■ DATA PROVIDED ■
****************
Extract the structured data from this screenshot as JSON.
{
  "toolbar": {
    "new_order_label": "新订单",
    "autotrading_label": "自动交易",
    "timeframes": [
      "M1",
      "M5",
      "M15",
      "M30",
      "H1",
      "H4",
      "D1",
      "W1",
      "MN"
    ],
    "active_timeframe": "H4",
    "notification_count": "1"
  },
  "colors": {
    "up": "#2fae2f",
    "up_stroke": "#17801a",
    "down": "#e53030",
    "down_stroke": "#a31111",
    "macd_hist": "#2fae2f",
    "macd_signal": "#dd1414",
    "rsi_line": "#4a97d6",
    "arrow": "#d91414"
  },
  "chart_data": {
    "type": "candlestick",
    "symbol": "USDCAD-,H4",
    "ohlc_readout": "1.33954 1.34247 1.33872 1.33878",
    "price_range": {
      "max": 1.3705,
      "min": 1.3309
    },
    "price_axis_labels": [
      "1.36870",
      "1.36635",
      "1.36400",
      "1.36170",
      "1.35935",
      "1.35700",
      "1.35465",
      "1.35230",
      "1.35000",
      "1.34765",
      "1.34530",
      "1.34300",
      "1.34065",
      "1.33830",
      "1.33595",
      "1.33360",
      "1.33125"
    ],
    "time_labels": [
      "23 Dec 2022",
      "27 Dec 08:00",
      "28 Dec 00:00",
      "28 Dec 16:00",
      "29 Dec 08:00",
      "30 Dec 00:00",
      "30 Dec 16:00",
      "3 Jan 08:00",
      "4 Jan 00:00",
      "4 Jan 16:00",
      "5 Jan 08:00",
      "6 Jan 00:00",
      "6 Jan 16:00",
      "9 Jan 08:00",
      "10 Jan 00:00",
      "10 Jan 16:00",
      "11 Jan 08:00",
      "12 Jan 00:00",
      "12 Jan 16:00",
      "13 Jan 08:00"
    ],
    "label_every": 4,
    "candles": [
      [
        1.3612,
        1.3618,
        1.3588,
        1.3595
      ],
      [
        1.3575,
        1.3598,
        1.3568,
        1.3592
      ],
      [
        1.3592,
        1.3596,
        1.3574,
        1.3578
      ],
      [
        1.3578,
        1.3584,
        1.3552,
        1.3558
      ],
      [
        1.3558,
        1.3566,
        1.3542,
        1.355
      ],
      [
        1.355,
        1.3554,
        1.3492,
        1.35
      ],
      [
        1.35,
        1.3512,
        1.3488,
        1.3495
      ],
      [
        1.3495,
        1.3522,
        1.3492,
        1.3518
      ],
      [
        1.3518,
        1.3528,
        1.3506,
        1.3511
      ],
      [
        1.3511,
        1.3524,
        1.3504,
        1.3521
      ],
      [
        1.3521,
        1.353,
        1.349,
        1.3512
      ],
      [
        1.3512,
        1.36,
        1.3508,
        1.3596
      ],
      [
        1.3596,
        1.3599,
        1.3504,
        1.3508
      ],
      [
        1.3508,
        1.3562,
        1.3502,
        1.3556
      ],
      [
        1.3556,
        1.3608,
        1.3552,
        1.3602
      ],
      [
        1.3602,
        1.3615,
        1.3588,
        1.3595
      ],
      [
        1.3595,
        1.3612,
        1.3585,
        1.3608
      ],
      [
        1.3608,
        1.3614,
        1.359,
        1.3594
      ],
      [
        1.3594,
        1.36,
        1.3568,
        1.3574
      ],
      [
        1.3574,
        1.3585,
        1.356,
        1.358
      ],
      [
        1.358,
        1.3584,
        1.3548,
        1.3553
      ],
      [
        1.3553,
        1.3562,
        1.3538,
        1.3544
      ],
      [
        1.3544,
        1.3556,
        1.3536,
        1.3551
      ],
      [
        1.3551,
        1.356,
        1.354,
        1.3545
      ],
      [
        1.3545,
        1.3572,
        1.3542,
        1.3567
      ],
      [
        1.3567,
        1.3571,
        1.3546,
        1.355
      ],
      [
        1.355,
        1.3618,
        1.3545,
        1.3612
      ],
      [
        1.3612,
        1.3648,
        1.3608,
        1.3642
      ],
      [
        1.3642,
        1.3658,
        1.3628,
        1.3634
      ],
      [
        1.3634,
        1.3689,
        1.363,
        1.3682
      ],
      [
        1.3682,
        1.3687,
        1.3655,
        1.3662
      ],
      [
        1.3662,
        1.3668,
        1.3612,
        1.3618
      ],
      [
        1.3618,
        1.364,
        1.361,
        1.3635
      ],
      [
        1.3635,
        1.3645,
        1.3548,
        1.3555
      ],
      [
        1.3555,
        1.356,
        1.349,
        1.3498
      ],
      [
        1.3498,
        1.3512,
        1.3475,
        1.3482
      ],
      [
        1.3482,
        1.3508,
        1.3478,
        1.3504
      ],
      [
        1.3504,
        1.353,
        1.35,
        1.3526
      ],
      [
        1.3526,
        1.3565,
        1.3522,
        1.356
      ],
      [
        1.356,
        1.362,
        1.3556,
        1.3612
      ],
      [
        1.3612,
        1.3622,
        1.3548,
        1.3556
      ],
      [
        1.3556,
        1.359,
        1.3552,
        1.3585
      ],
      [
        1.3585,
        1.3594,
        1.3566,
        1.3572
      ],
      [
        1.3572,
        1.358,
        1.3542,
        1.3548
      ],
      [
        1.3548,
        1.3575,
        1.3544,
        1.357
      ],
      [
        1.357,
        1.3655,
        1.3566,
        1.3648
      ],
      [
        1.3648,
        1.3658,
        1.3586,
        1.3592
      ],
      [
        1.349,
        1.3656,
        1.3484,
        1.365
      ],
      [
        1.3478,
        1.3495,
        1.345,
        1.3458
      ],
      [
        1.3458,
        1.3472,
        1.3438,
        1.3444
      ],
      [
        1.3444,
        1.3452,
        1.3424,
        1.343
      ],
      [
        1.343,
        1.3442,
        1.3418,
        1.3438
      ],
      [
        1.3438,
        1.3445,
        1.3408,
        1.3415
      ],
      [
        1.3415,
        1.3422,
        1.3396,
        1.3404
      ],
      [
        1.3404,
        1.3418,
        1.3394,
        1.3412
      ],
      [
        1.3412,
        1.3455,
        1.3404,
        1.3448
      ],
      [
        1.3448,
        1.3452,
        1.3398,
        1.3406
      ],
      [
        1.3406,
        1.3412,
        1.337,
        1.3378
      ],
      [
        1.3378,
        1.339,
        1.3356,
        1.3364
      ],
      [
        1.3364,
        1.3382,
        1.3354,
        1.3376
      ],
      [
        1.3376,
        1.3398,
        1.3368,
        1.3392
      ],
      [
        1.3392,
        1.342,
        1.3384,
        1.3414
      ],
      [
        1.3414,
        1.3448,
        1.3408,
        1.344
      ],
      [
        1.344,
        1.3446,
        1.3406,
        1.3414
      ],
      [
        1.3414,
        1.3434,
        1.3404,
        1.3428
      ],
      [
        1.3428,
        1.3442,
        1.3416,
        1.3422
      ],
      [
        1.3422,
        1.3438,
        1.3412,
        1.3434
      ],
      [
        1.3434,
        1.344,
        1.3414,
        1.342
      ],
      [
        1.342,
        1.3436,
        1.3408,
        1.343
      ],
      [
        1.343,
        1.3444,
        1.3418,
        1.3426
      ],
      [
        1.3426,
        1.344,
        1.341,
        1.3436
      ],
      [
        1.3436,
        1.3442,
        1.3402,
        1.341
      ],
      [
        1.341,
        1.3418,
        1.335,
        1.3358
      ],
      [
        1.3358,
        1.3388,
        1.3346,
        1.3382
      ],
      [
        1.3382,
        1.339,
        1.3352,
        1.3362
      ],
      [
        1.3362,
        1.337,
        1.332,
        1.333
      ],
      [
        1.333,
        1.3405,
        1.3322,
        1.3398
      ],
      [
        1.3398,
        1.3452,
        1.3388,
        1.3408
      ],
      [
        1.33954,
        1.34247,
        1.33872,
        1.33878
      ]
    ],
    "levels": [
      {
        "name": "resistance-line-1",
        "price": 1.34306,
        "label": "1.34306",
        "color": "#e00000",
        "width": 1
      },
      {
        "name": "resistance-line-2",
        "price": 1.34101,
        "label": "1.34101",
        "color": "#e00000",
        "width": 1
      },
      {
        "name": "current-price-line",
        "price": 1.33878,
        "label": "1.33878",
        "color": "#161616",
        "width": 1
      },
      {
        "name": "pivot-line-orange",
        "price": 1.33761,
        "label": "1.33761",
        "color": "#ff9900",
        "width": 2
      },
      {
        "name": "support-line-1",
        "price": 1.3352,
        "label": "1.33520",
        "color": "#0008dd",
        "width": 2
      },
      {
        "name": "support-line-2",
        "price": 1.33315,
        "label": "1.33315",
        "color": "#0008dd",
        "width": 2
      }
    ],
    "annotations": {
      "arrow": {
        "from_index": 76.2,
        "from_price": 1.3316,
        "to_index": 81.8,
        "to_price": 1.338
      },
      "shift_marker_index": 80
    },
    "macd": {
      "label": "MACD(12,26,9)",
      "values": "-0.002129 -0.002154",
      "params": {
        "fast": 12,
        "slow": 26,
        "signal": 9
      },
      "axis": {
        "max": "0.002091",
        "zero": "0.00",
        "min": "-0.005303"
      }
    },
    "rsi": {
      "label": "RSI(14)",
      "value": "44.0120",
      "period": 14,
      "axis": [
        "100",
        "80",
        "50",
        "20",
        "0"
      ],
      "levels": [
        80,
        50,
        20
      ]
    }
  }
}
****************
Identify the lines that contain the string "support", and copy every one of them.

■ COMPLETED TASK ■
        "name": "support-line-1",
        "name": "support-line-2",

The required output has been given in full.